— Start of GIVEN DATA —

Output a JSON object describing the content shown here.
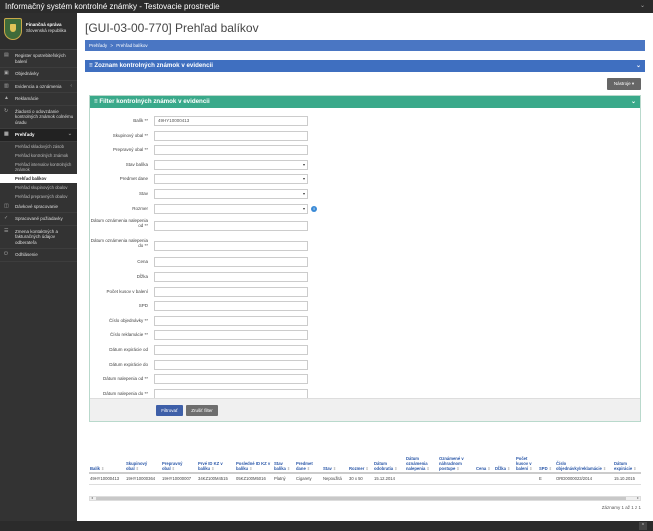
{
  "app": {
    "title": "Informačný systém kontrolné známky - Testovacie prostredie"
  },
  "brand": {
    "name": "Finančná správa",
    "country": "Slovenská republika"
  },
  "sidebar": {
    "items": [
      {
        "label": "Register spotrebiteľských balení",
        "icon": "list-icon"
      },
      {
        "label": "Objednávky",
        "icon": "cart-icon"
      },
      {
        "label": "Evidencia a oznámenia",
        "icon": "document-icon",
        "arrow": "‹"
      },
      {
        "label": "Reklamácie",
        "icon": "warning-icon"
      },
      {
        "label": "Žiadosti o odovzdanie kontrolných známok colnému úradu",
        "icon": "sync-icon"
      },
      {
        "label": "Prehľady",
        "icon": "chart-icon",
        "arrow": "⌄",
        "active": true
      }
    ],
    "subitems": [
      {
        "label": "Prehľad skladových zásob"
      },
      {
        "label": "Prehľad kontrolných známok"
      },
      {
        "label": "Prehľad intervalov kontrolných známok"
      },
      {
        "label": "Prehľad balíkov",
        "active": true
      },
      {
        "label": "Prehľad skupinových obalov"
      },
      {
        "label": "Prehľad prepravných obalov"
      }
    ],
    "items_after": [
      {
        "label": "Dávkové spracovanie",
        "icon": "batch-icon"
      },
      {
        "label": "Spracované požiadavky",
        "icon": "check-icon"
      },
      {
        "label": "Zmena kontaktných a fakturačných údajov odberateľa",
        "icon": "user-icon"
      },
      {
        "label": "Odhlásenie",
        "icon": "logout-icon"
      }
    ]
  },
  "page": {
    "title": "[GUI-03-00-770] Prehľad balíkov"
  },
  "breadcrumb": {
    "items": [
      "Prehľady",
      "Prehľad balíkov"
    ],
    "separator": ">"
  },
  "panel": {
    "title": "Zoznam kontrolných známok v evidencii",
    "collapse": "⌄"
  },
  "tools": {
    "label": "Nástroje ▾"
  },
  "filter": {
    "title": "Filter kontrolných známok v evidencii",
    "collapse": "⌄",
    "fields": [
      {
        "label": "Balík **",
        "value": "49HY10000413",
        "type": "text"
      },
      {
        "label": "Skupinový obal **",
        "value": "",
        "type": "text"
      },
      {
        "label": "Prepravný obal **",
        "value": "",
        "type": "text"
      },
      {
        "label": "Stav balíka",
        "value": "",
        "type": "select"
      },
      {
        "label": "Predmet dane",
        "value": "",
        "type": "select"
      },
      {
        "label": "Stav",
        "value": "",
        "type": "select"
      },
      {
        "label": "Rozmer",
        "value": "",
        "type": "select",
        "info": "i"
      },
      {
        "label": "Dátum oznámenia nalepenia od **",
        "value": "",
        "type": "text",
        "tall": true
      },
      {
        "label": "Dátum oznámenia nalepenia do **",
        "value": "",
        "type": "text",
        "tall": true
      },
      {
        "label": "Cena",
        "value": "",
        "type": "text"
      },
      {
        "label": "Dĺžka",
        "value": "",
        "type": "text"
      },
      {
        "label": "Počet kusov v balení",
        "value": "",
        "type": "text"
      },
      {
        "label": "SPD",
        "value": "",
        "type": "text"
      },
      {
        "label": "Číslo objednávky **",
        "value": "",
        "type": "text"
      },
      {
        "label": "Číslo reklamácie **",
        "value": "",
        "type": "text"
      },
      {
        "label": "Dátum expirácie od",
        "value": "",
        "type": "text"
      },
      {
        "label": "Dátum expirácie do",
        "value": "",
        "type": "text"
      },
      {
        "label": "Dátum nalepenia od **",
        "value": "",
        "type": "text"
      },
      {
        "label": "Dátum nalepenia do **",
        "value": "",
        "type": "text"
      }
    ],
    "apply_label": "Filtrovať",
    "cancel_label": "Zrušiť filter"
  },
  "table": {
    "columns": [
      "Balík",
      "Skupinový obal",
      "Prepravný obal",
      "Prvé ID KZ v balíku",
      "Posledné ID KZ v balíku",
      "Stav balíka",
      "Predmet dane",
      "Stav",
      "Rozmer",
      "Dátum odobratia",
      "Dátum oznámenia nalepenia",
      "Oznámené v náhradnom postupe",
      "Cena",
      "Dĺžka",
      "Počet kusov v balení",
      "SPD",
      "Číslo objednávky/reklamácie",
      "Dátum expirácie"
    ],
    "sort_glyph": "⇕",
    "rows": [
      [
        "49HY10000413",
        "19HY10000364",
        "19HY10000007",
        "34KZ100M4515",
        "05KZ100M5016",
        "Platný",
        "Cigarety",
        "Nepoužitá",
        "30 x 50",
        "15.12.2014",
        "",
        "",
        "",
        "",
        "",
        "E",
        "ORD0000023/2014",
        "15.10.2015"
      ]
    ]
  },
  "records": {
    "label": "Záznamy 1 až 1 z 1"
  },
  "scroll": {
    "left": "◂",
    "right": "▸"
  },
  "back_to_top": {
    "label": "⌃"
  }
}
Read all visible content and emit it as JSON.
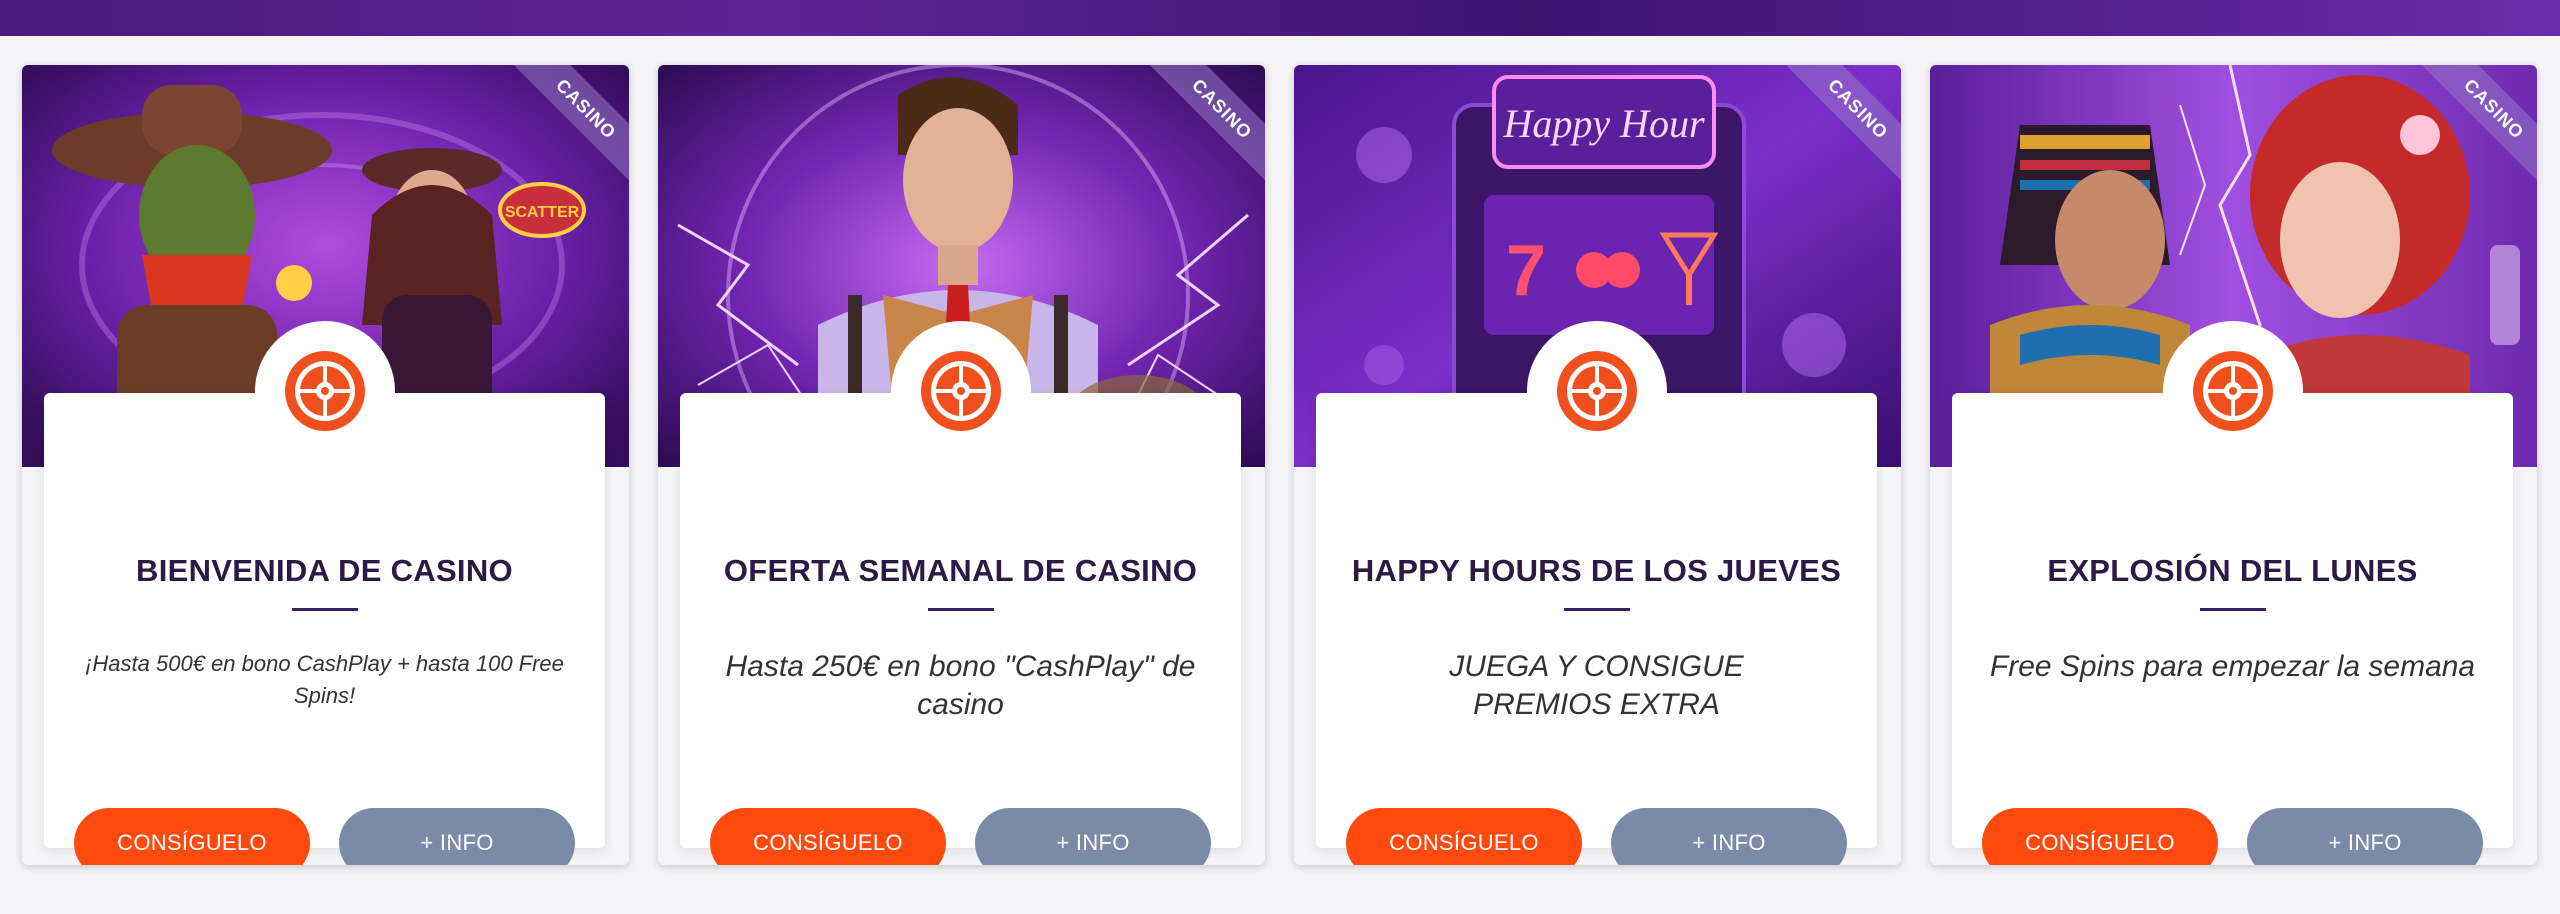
{
  "colors": {
    "banner": "#4a1a7a",
    "primary_button": "#ff4a0f",
    "info_button": "#7a8ba8",
    "title": "#2b1a45",
    "logo": "#f0501e"
  },
  "cards": [
    {
      "badge": "CASINO",
      "image_icon": "western-cowboy-slot-artwork",
      "title": "BIENVENIDA DE CASINO",
      "description": "¡Hasta 500€ en bono CashPlay + hasta 100 Free Spins!",
      "primary_label": "CONSÍGUELO",
      "info_label": "+ INFO"
    },
    {
      "badge": "CASINO",
      "image_icon": "man-with-lightning-artwork",
      "title": "OFERTA SEMANAL DE CASINO",
      "description": "Hasta 250€ en bono \"CashPlay\" de casino",
      "primary_label": "CONSÍGUELO",
      "info_label": "+ INFO"
    },
    {
      "badge": "CASINO",
      "image_icon": "happy-hour-slot-machine-artwork",
      "image_text": "Happy Hour",
      "title": "HAPPY HOURS DE LOS JUEVES",
      "description": "JUEGA Y CONSIGUE PREMIOS EXTRA",
      "primary_label": "CONSÍGUELO",
      "info_label": "+ INFO"
    },
    {
      "badge": "CASINO",
      "image_icon": "two-women-faceoff-artwork",
      "title": "EXPLOSIÓN DEL LUNES",
      "description": "Free Spins para empezar la semana",
      "primary_label": "CONSÍGUELO",
      "info_label": "+ INFO"
    }
  ]
}
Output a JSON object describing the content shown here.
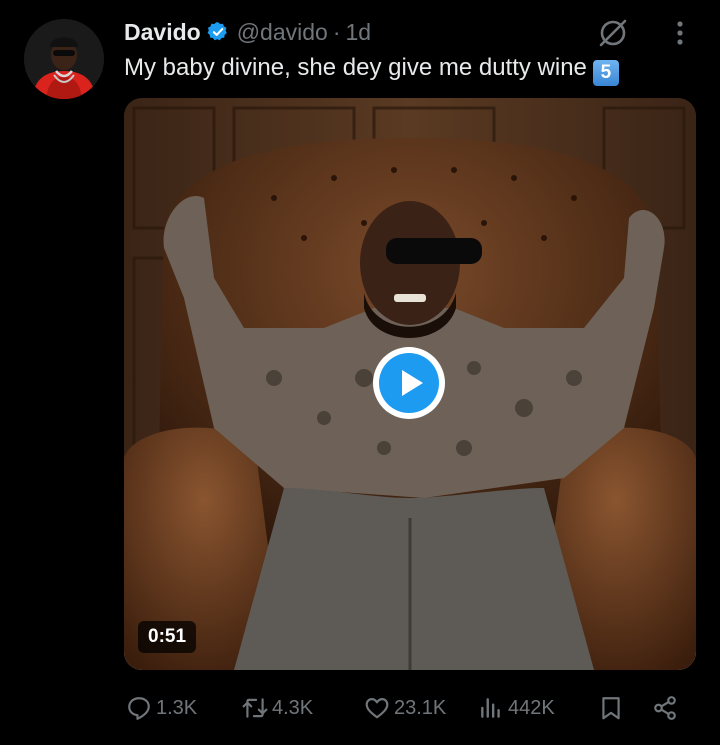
{
  "author": {
    "name": "Davido",
    "handle": "@davido",
    "separator": "·",
    "time": "1d"
  },
  "tweet": {
    "text": "My baby divine, she dey give me dutty wine",
    "emoji": "5"
  },
  "media": {
    "duration": "0:51"
  },
  "actions": {
    "replies": "1.3K",
    "retweets": "4.3K",
    "likes": "23.1K",
    "views": "442K"
  },
  "icons": {
    "verified": "verified-badge-icon",
    "grok": "grok-icon",
    "more": "more-icon",
    "play": "play-icon",
    "reply": "reply-icon",
    "retweet": "retweet-icon",
    "like": "heart-icon",
    "views": "views-icon",
    "bookmark": "bookmark-icon",
    "share": "share-icon"
  },
  "colors": {
    "background": "#000000",
    "text": "#e7e9ea",
    "secondary": "#71767b",
    "accent": "#1d9bf0"
  }
}
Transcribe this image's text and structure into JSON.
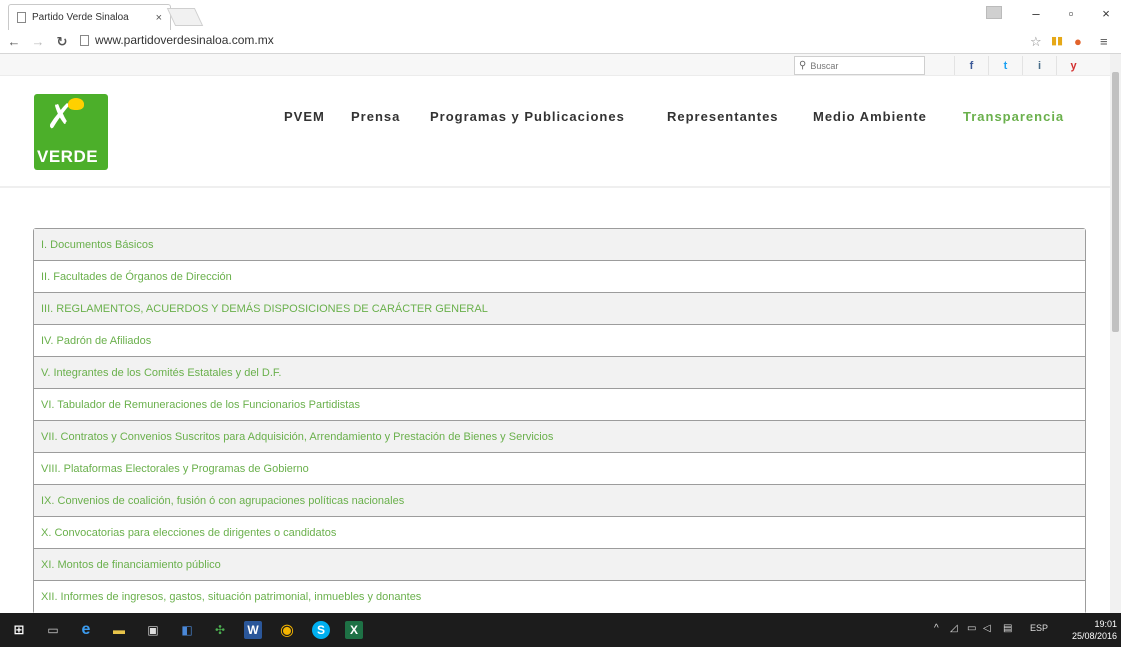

— End of GIVEN DATA —

Without including any pictures, output all the entries above exactly.

Output a JSON object describing the content shown here.
{
  "app": {
    "title": "Informačný systém kontrolné známky - Testovacie prostredie"
  },
  "brand": {
    "name": "Finančná správa",
    "country": "Slovenská republika"
  },
  "sidebar": {
    "items": [
      {
        "label": "Register spotrebiteľských balení",
        "icon": "list-icon"
      },
      {
        "label": "Objednávky",
        "icon": "cart-icon"
      },
      {
        "label": "Evidencia a oznámenia",
        "icon": "document-icon",
        "arrow": "‹"
      },
      {
        "label": "Reklamácie",
        "icon": "warning-icon"
      },
      {
        "label": "Žiadosti o odovzdanie kontrolných známok colnému úradu",
        "icon": "sync-icon"
      },
      {
        "label": "Prehľady",
        "icon": "chart-icon",
        "arrow": "⌄",
        "active": true
      }
    ],
    "subitems": [
      {
        "label": "Prehľad skladových zásob"
      },
      {
        "label": "Prehľad kontrolných známok"
      },
      {
        "label": "Prehľad intervalov kontrolných známok"
      },
      {
        "label": "Prehľad balíkov",
        "active": true
      },
      {
        "label": "Prehľad skupinových obalov"
      },
      {
        "label": "Prehľad prepravných obalov"
      }
    ],
    "items_after": [
      {
        "label": "Dávkové spracovanie",
        "icon": "batch-icon"
      },
      {
        "label": "Spracované požiadavky",
        "icon": "check-icon"
      },
      {
        "label": "Zmena kontaktných a fakturačných údajov odberateľa",
        "icon": "user-icon"
      },
      {
        "label": "Odhlásenie",
        "icon": "logout-icon"
      }
    ]
  },
  "page": {
    "title": "[GUI-03-00-770] Prehľad balíkov"
  },
  "breadcrumb": {
    "items": [
      "Prehľady",
      "Prehľad balíkov"
    ],
    "separator": ">"
  },
  "panel": {
    "title": "Zoznam kontrolných známok v evidencii",
    "collapse": "⌄"
  },
  "tools": {
    "label": "Nástroje ▾"
  },
  "filter": {
    "title": "Filter kontrolných známok v evidencii",
    "collapse": "⌄",
    "fields": [
      {
        "label": "Balík **",
        "value": "49HY10000413",
        "type": "text"
      },
      {
        "label": "Skupinový obal **",
        "value": "",
        "type": "text"
      },
      {
        "label": "Prepravný obal **",
        "value": "",
        "type": "text"
      },
      {
        "label": "Stav balíka",
        "value": "",
        "type": "select"
      },
      {
        "label": "Predmet dane",
        "value": "",
        "type": "select"
      },
      {
        "label": "Stav",
        "value": "",
        "type": "select"
      },
      {
        "label": "Rozmer",
        "value": "",
        "type": "select",
        "info": "i"
      },
      {
        "label": "Dátum oznámenia nalepenia od **",
        "value": "",
        "type": "text",
        "tall": true
      },
      {
        "label": "Dátum oznámenia nalepenia do **",
        "value": "",
        "type": "text",
        "tall": true
      },
      {
        "label": "Cena",
        "value": "",
        "type": "text"
      },
      {
        "label": "Dĺžka",
        "value": "",
        "type": "text"
      },
      {
        "label": "Počet kusov v balení",
        "value": "",
        "type": "text"
      },
      {
        "label": "SPD",
        "value": "",
        "type": "text"
      },
      {
        "label": "Číslo objednávky **",
        "value": "",
        "type": "text"
      },
      {
        "label": "Číslo reklamácie **",
        "value": "",
        "type": "text"
      },
      {
        "label": "Dátum expirácie od",
        "value": "",
        "type": "text"
      },
      {
        "label": "Dátum expirácie do",
        "value": "",
        "type": "text"
      },
      {
        "label": "Dátum nalepenia od **",
        "value": "",
        "type": "text"
      },
      {
        "label": "Dátum nalepenia do **",
        "value": "",
        "type": "text"
      }
    ],
    "apply_label": "Filtrovať",
    "cancel_label": "Zrušiť filter"
  },
  "table": {
    "columns": [
      "Balík",
      "Skupinový obal",
      "Prepravný obal",
      "Prvé ID KZ v balíku",
      "Posledné ID KZ v balíku",
      "Stav balíka",
      "Predmet dane",
      "Stav",
      "Rozmer",
      "Dátum odobratia",
      "Dátum oznámenia nalepenia",
      "Oznámené v náhradnom postupe",
      "Cena",
      "Dĺžka",
      "Počet kusov v balení",
      "SPD",
      "Číslo objednávky/reklamácie",
      "Dátum expirácie"
    ],
    "sort_glyph": "⇕",
    "rows": [
      [
        "49HY10000413",
        "19HY10000364",
        "19HY10000007",
        "34KZ100M4515",
        "05KZ100M5016",
        "Platný",
        "Cigarety",
        "Nepoužitá",
        "30 x 50",
        "15.12.2014",
        "",
        "",
        "",
        "",
        "",
        "E",
        "ORD0000023/2014",
        "15.10.2015"
      ]
    ]
  },
  "records": {
    "label": "Záznamy 1 až 1 z 1"
  },
  "scroll": {
    "left": "◂",
    "right": "▸"
  },
  "back_to_top": {
    "label": "⌃"
  }
}
Read all visible content and emit it as JSON.
{
  "colors": {
    "banner": "#4a1a7a",
    "primary_button": "#ff4a0f",
    "info_button": "#7a8ba8",
    "title": "#2b1a45",
    "logo": "#f0501e"
  },
  "cards": [
    {
      "badge": "CASINO",
      "image_icon": "western-cowboy-slot-artwork",
      "title": "BIENVENIDA DE CASINO",
      "description": "¡Hasta 500€ en bono CashPlay + hasta 100 Free Spins!",
      "primary_label": "CONSÍGUELO",
      "info_label": "+ INFO"
    },
    {
      "badge": "CASINO",
      "image_icon": "man-with-lightning-artwork",
      "title": "OFERTA SEMANAL DE CASINO",
      "description": "Hasta 250€ en bono \"CashPlay\" de casino",
      "primary_label": "CONSÍGUELO",
      "info_label": "+ INFO"
    },
    {
      "badge": "CASINO",
      "image_icon": "happy-hour-slot-machine-artwork",
      "image_text": "Happy Hour",
      "title": "HAPPY HOURS DE LOS JUEVES",
      "description": "JUEGA Y CONSIGUE PREMIOS EXTRA",
      "primary_label": "CONSÍGUELO",
      "info_label": "+ INFO"
    },
    {
      "badge": "CASINO",
      "image_icon": "two-women-faceoff-artwork",
      "title": "EXPLOSIÓN DEL LUNES",
      "description": "Free Spins para empezar la semana",
      "primary_label": "CONSÍGUELO",
      "info_label": "+ INFO"
    }
  ]
}
Output a JSON object describing the content shown here.
{
  "author": {
    "name": "Davido",
    "handle": "@davido",
    "separator": "·",
    "time": "1d"
  },
  "tweet": {
    "text": "My baby divine, she dey give me dutty wine",
    "emoji": "5"
  },
  "media": {
    "duration": "0:51"
  },
  "actions": {
    "replies": "1.3K",
    "retweets": "4.3K",
    "likes": "23.1K",
    "views": "442K"
  },
  "icons": {
    "verified": "verified-badge-icon",
    "grok": "grok-icon",
    "more": "more-icon",
    "play": "play-icon",
    "reply": "reply-icon",
    "retweet": "retweet-icon",
    "like": "heart-icon",
    "views": "views-icon",
    "bookmark": "bookmark-icon",
    "share": "share-icon"
  },
  "colors": {
    "background": "#000000",
    "text": "#e7e9ea",
    "secondary": "#71767b",
    "accent": "#1d9bf0"
  }
}
Transcribe this image's text and structure into JSON.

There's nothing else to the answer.